# TO BE DONE:
Look through the data below. Show each line where the string "circle" occurs.

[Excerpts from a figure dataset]
◇ ◇ ◇ ◇ ◇
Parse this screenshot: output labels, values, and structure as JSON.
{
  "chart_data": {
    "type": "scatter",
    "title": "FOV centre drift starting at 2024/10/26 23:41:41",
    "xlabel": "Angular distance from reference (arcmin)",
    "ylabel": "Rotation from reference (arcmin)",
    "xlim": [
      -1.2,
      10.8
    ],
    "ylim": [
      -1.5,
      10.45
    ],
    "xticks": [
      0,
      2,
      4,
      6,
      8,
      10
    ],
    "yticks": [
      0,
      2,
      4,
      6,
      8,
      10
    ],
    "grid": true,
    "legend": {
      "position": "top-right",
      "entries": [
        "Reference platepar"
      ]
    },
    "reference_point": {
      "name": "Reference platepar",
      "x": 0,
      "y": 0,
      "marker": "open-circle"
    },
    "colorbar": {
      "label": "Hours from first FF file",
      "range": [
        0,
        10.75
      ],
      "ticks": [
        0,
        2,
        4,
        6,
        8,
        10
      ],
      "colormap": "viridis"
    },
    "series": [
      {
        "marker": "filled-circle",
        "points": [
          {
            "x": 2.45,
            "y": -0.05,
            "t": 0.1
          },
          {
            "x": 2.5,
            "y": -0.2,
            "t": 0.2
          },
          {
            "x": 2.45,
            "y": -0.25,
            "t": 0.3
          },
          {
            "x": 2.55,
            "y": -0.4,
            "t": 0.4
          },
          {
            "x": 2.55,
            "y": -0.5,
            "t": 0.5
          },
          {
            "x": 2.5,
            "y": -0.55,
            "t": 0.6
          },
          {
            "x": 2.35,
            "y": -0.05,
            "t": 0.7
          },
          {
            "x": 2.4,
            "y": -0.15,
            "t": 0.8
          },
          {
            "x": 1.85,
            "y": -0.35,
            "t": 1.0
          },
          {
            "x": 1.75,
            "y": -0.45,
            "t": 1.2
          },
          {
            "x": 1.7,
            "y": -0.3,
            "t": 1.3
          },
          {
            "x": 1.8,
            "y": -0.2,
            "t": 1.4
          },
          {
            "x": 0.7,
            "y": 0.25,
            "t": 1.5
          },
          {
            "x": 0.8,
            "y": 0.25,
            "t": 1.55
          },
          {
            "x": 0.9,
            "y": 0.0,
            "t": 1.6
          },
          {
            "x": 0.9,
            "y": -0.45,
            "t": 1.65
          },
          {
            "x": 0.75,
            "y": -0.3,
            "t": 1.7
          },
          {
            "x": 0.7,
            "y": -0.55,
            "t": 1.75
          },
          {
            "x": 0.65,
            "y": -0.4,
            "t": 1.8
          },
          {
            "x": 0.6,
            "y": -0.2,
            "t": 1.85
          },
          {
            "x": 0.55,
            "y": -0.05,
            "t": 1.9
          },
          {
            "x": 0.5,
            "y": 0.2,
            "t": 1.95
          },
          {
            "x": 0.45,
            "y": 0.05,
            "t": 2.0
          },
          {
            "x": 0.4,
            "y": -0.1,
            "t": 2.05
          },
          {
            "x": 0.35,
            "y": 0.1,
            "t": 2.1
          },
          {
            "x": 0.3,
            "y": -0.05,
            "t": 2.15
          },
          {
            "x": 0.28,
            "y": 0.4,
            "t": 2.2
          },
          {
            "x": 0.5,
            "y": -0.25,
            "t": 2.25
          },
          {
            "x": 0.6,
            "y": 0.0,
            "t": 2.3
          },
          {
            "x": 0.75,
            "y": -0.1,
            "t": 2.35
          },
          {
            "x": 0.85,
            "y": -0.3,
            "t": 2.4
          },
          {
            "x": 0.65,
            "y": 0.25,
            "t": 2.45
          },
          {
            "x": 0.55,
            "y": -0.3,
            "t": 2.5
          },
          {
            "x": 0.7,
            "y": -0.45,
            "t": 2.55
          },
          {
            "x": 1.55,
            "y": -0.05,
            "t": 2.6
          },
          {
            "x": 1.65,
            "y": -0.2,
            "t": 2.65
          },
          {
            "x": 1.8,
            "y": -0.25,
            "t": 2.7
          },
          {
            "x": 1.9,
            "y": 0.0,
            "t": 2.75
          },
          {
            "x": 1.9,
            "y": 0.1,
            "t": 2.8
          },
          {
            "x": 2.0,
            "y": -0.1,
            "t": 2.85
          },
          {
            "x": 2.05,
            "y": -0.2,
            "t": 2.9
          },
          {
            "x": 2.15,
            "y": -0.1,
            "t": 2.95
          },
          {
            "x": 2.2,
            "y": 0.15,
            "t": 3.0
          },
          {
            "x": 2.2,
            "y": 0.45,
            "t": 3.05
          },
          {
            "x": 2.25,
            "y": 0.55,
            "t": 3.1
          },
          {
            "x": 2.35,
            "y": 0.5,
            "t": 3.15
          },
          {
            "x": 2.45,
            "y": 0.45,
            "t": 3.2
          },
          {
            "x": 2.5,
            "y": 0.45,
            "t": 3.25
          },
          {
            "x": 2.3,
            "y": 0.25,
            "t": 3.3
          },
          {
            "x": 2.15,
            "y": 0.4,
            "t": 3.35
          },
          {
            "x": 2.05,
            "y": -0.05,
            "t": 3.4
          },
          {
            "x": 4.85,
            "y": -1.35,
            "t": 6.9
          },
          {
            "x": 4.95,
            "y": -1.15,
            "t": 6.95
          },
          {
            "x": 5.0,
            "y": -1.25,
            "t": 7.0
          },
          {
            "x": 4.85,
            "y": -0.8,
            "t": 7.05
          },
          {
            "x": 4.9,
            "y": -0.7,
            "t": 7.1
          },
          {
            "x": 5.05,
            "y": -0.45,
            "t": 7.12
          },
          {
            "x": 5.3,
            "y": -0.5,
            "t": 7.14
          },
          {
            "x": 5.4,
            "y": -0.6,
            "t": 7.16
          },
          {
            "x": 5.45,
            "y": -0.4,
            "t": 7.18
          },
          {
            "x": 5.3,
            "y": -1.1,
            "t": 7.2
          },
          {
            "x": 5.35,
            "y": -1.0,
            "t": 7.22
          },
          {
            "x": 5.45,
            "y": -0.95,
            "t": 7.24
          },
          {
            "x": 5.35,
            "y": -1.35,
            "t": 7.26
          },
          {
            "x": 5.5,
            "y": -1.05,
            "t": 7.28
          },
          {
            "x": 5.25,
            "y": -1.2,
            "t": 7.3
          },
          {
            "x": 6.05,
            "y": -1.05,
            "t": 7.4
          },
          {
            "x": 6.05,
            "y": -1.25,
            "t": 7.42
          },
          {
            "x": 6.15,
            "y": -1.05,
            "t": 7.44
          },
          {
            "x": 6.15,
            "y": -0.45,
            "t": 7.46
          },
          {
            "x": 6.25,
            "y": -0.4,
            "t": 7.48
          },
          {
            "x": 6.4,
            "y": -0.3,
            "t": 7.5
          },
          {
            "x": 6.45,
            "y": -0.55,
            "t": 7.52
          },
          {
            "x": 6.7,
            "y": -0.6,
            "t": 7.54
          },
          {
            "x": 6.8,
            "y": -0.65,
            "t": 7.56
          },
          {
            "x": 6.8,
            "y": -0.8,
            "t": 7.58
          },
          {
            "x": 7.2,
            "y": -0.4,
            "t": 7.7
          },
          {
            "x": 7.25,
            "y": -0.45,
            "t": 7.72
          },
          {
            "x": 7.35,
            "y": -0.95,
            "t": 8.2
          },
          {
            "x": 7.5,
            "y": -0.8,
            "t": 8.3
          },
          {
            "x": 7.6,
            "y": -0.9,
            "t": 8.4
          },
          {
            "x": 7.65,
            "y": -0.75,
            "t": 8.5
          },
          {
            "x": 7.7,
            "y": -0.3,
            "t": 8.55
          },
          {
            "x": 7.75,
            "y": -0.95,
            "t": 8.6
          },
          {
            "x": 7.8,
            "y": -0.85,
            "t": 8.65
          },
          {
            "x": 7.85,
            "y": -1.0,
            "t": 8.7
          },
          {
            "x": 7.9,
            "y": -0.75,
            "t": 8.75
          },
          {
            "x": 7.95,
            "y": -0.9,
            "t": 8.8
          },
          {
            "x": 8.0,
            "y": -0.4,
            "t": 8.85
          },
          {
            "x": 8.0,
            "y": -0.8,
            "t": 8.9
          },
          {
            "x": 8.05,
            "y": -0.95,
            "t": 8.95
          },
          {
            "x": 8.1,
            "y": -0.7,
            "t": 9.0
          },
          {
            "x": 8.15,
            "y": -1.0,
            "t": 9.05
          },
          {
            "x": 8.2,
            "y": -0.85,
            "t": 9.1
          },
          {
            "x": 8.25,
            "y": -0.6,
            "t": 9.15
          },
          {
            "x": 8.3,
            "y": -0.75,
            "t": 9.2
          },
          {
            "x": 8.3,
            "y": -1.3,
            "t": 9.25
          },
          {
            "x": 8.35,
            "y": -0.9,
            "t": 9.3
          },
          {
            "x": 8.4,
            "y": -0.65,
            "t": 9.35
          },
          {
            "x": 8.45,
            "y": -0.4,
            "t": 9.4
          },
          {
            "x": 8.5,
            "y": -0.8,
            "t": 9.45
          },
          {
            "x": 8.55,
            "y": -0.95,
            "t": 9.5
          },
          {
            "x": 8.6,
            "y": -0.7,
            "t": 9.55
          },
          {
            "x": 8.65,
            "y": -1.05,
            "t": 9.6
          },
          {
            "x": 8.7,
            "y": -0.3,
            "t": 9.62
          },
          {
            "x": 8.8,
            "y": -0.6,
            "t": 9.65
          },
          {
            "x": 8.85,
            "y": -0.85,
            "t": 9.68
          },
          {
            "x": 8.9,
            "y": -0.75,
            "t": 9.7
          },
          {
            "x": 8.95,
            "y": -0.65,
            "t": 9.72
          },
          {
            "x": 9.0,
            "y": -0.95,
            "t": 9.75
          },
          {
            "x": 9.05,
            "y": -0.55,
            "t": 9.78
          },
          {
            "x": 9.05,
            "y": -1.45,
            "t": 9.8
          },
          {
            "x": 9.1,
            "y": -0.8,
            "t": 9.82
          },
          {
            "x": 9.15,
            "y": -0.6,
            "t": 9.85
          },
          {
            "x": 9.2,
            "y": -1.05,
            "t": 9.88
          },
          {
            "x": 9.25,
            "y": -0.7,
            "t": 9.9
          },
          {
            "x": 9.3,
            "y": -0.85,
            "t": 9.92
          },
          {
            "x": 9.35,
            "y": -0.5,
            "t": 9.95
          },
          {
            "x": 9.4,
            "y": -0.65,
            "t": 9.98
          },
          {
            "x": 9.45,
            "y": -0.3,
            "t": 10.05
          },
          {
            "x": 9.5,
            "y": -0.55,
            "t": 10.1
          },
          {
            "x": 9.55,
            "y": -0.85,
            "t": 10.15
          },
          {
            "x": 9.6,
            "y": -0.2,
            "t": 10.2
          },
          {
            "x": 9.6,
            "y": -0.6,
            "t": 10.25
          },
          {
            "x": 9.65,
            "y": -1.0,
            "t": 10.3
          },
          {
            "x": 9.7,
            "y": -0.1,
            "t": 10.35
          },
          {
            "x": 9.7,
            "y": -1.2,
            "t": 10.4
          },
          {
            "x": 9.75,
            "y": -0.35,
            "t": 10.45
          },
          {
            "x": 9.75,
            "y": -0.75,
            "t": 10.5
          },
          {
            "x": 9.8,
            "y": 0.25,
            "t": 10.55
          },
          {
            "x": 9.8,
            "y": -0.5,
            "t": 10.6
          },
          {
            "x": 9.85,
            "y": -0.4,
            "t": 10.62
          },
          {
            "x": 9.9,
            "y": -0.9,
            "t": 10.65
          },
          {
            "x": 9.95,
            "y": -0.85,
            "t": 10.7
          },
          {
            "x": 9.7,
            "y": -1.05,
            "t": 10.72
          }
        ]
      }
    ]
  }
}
◇ ◇ ◇ ◇ ◇
# SOLUTION:
      "marker": "open-circle"
        "marker": "filled-circle",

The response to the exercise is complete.